Start of Exercise materials
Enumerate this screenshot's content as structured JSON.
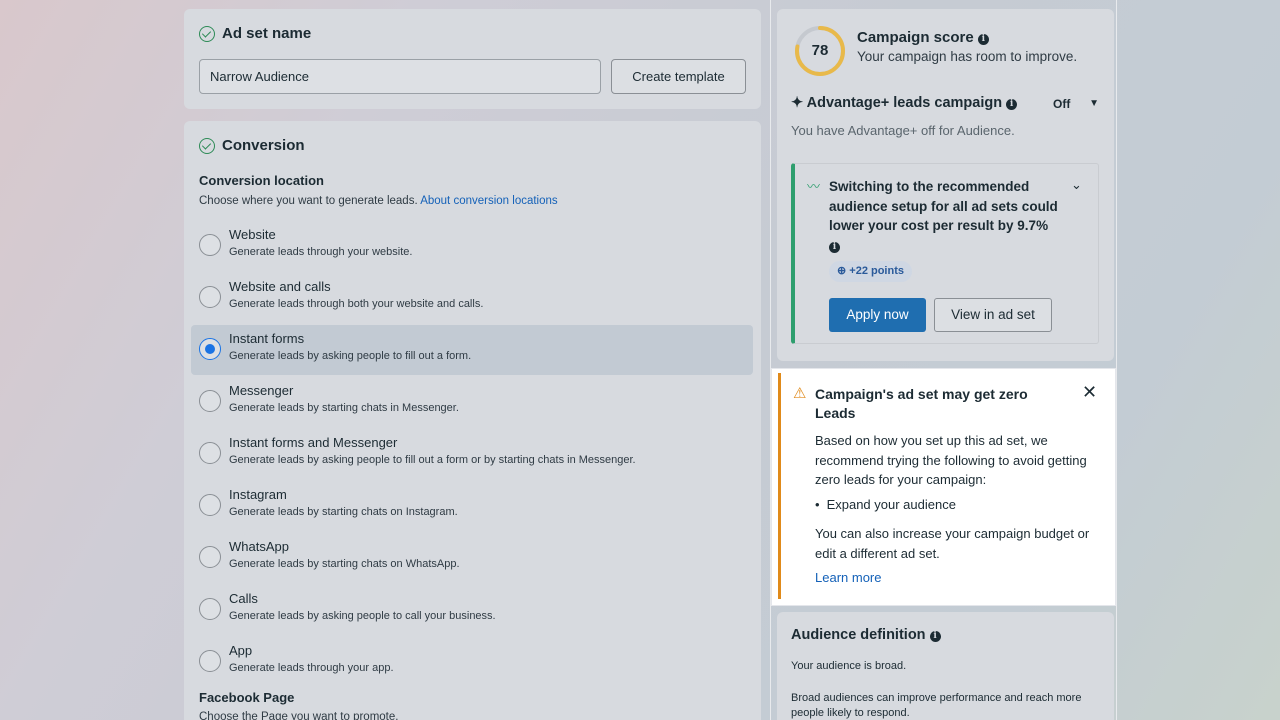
{
  "ad_set_name": {
    "title": "Ad set name",
    "input_value": "Narrow Audience",
    "create_template_label": "Create template"
  },
  "conversion": {
    "title": "Conversion",
    "location_title": "Conversion location",
    "location_desc": "Choose where you want to generate leads.",
    "location_link": "About conversion locations",
    "options": [
      {
        "label": "Website",
        "desc": "Generate leads through your website."
      },
      {
        "label": "Website and calls",
        "desc": "Generate leads through both your website and calls."
      },
      {
        "label": "Instant forms",
        "desc": "Generate leads by asking people to fill out a form."
      },
      {
        "label": "Messenger",
        "desc": "Generate leads by starting chats in Messenger."
      },
      {
        "label": "Instant forms and Messenger",
        "desc": "Generate leads by asking people to fill out a form or by starting chats in Messenger."
      },
      {
        "label": "Instagram",
        "desc": "Generate leads by starting chats on Instagram."
      },
      {
        "label": "WhatsApp",
        "desc": "Generate leads by starting chats on WhatsApp."
      },
      {
        "label": "Calls",
        "desc": "Generate leads by asking people to call your business."
      },
      {
        "label": "App",
        "desc": "Generate leads through your app."
      }
    ],
    "selected_option": "Instant forms",
    "facebook_page_title": "Facebook Page",
    "facebook_page_desc": "Choose the Page you want to promote."
  },
  "campaign_score": {
    "score": "78",
    "score_fraction": 0.78,
    "title": "Campaign score",
    "subtitle": "Your campaign has room to improve."
  },
  "advantage": {
    "title": "Advantage+ leads campaign",
    "toggle_value": "Off",
    "desc": "You have Advantage+ off for Audience."
  },
  "recommendation": {
    "text": "Switching to the recommended audience setup for all ad sets could lower your cost per result by 9.7%",
    "points": "+22 points",
    "apply_label": "Apply now",
    "view_label": "View in ad set"
  },
  "alert": {
    "title": "Campaign's ad set may get zero Leads",
    "body": "Based on how you set up this ad set, we recommend trying the following to avoid getting zero leads for your campaign:",
    "bullet": "Expand your audience",
    "footer": "You can also increase your campaign budget or edit a different ad set.",
    "learn_more": "Learn more"
  },
  "audience_definition": {
    "title": "Audience definition",
    "line1": "Your audience is broad.",
    "line2": "Broad audiences can improve performance and reach more people likely to respond."
  },
  "colors": {
    "primary_button": "#1f6eb0",
    "score_ring": "#e8b94a",
    "alert_accent": "#e08a1a",
    "recommendation_accent": "#2e9e6e",
    "link": "#1461b8"
  }
}
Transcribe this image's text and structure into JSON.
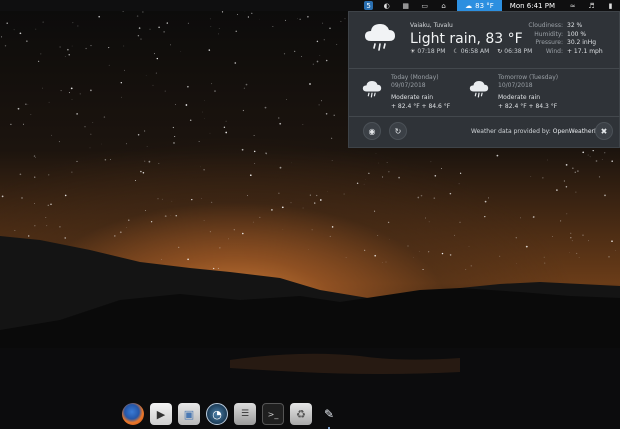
{
  "panel": {
    "temp_indicator": "83 °F",
    "clock": "Mon  6:41 PM"
  },
  "weather": {
    "location": "Vaiaku, Tuvalu",
    "condition": "Light rain, 83 °F",
    "sunrise": "07:18 PM",
    "moon": "06:58 AM",
    "sunset": "06:38 PM",
    "details": [
      {
        "label": "Cloudiness:",
        "value": "32 %"
      },
      {
        "label": "Humidity:",
        "value": "100 %"
      },
      {
        "label": "Pressure:",
        "value": "30.2 inHg"
      },
      {
        "label": "Wind:",
        "value": "+ 17.1 mph"
      }
    ],
    "forecast": [
      {
        "title": "Today (Monday)",
        "date": "09/07/2018",
        "condition": "Moderate rain",
        "temps": "+ 82.4 °F  + 84.6 °F"
      },
      {
        "title": "Tomorrow (Tuesday)",
        "date": "10/07/2018",
        "condition": "Moderate rain",
        "temps": "+ 82.4 °F  + 84.3 °F"
      }
    ],
    "provider_prefix": "Weather data provided by:",
    "provider_name": "OpenWeatherMap"
  },
  "dock": {
    "items": [
      "firefox-icon",
      "video-editor-icon",
      "package-installer-icon",
      "system-monitor-icon",
      "mixer-icon",
      "terminal-icon",
      "trash-icon",
      "sky-editor-icon"
    ]
  }
}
End of Exercise materials
Aim: Output every entry word for word, but omit the pictures.

The solution:
Enumerate this screenshot's content as structured JSON.
{
  "ad_set_name": {
    "title": "Ad set name",
    "input_value": "Narrow Audience",
    "create_template_label": "Create template"
  },
  "conversion": {
    "title": "Conversion",
    "location_title": "Conversion location",
    "location_desc": "Choose where you want to generate leads.",
    "location_link": "About conversion locations",
    "options": [
      {
        "label": "Website",
        "desc": "Generate leads through your website."
      },
      {
        "label": "Website and calls",
        "desc": "Generate leads through both your website and calls."
      },
      {
        "label": "Instant forms",
        "desc": "Generate leads by asking people to fill out a form."
      },
      {
        "label": "Messenger",
        "desc": "Generate leads by starting chats in Messenger."
      },
      {
        "label": "Instant forms and Messenger",
        "desc": "Generate leads by asking people to fill out a form or by starting chats in Messenger."
      },
      {
        "label": "Instagram",
        "desc": "Generate leads by starting chats on Instagram."
      },
      {
        "label": "WhatsApp",
        "desc": "Generate leads by starting chats on WhatsApp."
      },
      {
        "label": "Calls",
        "desc": "Generate leads by asking people to call your business."
      },
      {
        "label": "App",
        "desc": "Generate leads through your app."
      }
    ],
    "selected_option": "Instant forms",
    "facebook_page_title": "Facebook Page",
    "facebook_page_desc": "Choose the Page you want to promote."
  },
  "campaign_score": {
    "score": "78",
    "score_fraction": 0.78,
    "title": "Campaign score",
    "subtitle": "Your campaign has room to improve."
  },
  "advantage": {
    "title": "Advantage+ leads campaign",
    "toggle_value": "Off",
    "desc": "You have Advantage+ off for Audience."
  },
  "recommendation": {
    "text": "Switching to the recommended audience setup for all ad sets could lower your cost per result by 9.7%",
    "points": "+22 points",
    "apply_label": "Apply now",
    "view_label": "View in ad set"
  },
  "alert": {
    "title": "Campaign's ad set may get zero Leads",
    "body": "Based on how you set up this ad set, we recommend trying the following to avoid getting zero leads for your campaign:",
    "bullet": "Expand your audience",
    "footer": "You can also increase your campaign budget or edit a different ad set.",
    "learn_more": "Learn more"
  },
  "audience_definition": {
    "title": "Audience definition",
    "line1": "Your audience is broad.",
    "line2": "Broad audiences can improve performance and reach more people likely to respond."
  },
  "colors": {
    "primary_button": "#1f6eb0",
    "score_ring": "#e8b94a",
    "alert_accent": "#e08a1a",
    "recommendation_accent": "#2e9e6e",
    "link": "#1461b8"
  }
}
Transcribe this image's text and structure into JSON.
{
  "panel": {
    "temp_indicator": "83 °F",
    "clock": "Mon  6:41 PM"
  },
  "weather": {
    "location": "Vaiaku, Tuvalu",
    "condition": "Light rain, 83 °F",
    "sunrise": "07:18 PM",
    "moon": "06:58 AM",
    "sunset": "06:38 PM",
    "details": [
      {
        "label": "Cloudiness:",
        "value": "32 %"
      },
      {
        "label": "Humidity:",
        "value": "100 %"
      },
      {
        "label": "Pressure:",
        "value": "30.2 inHg"
      },
      {
        "label": "Wind:",
        "value": "+ 17.1 mph"
      }
    ],
    "forecast": [
      {
        "title": "Today (Monday)",
        "date": "09/07/2018",
        "condition": "Moderate rain",
        "temps": "+ 82.4 °F  + 84.6 °F"
      },
      {
        "title": "Tomorrow (Tuesday)",
        "date": "10/07/2018",
        "condition": "Moderate rain",
        "temps": "+ 82.4 °F  + 84.3 °F"
      }
    ],
    "provider_prefix": "Weather data provided by:",
    "provider_name": "OpenWeatherMap"
  },
  "dock": {
    "items": [
      "firefox-icon",
      "video-editor-icon",
      "package-installer-icon",
      "system-monitor-icon",
      "mixer-icon",
      "terminal-icon",
      "trash-icon",
      "sky-editor-icon"
    ]
  }
}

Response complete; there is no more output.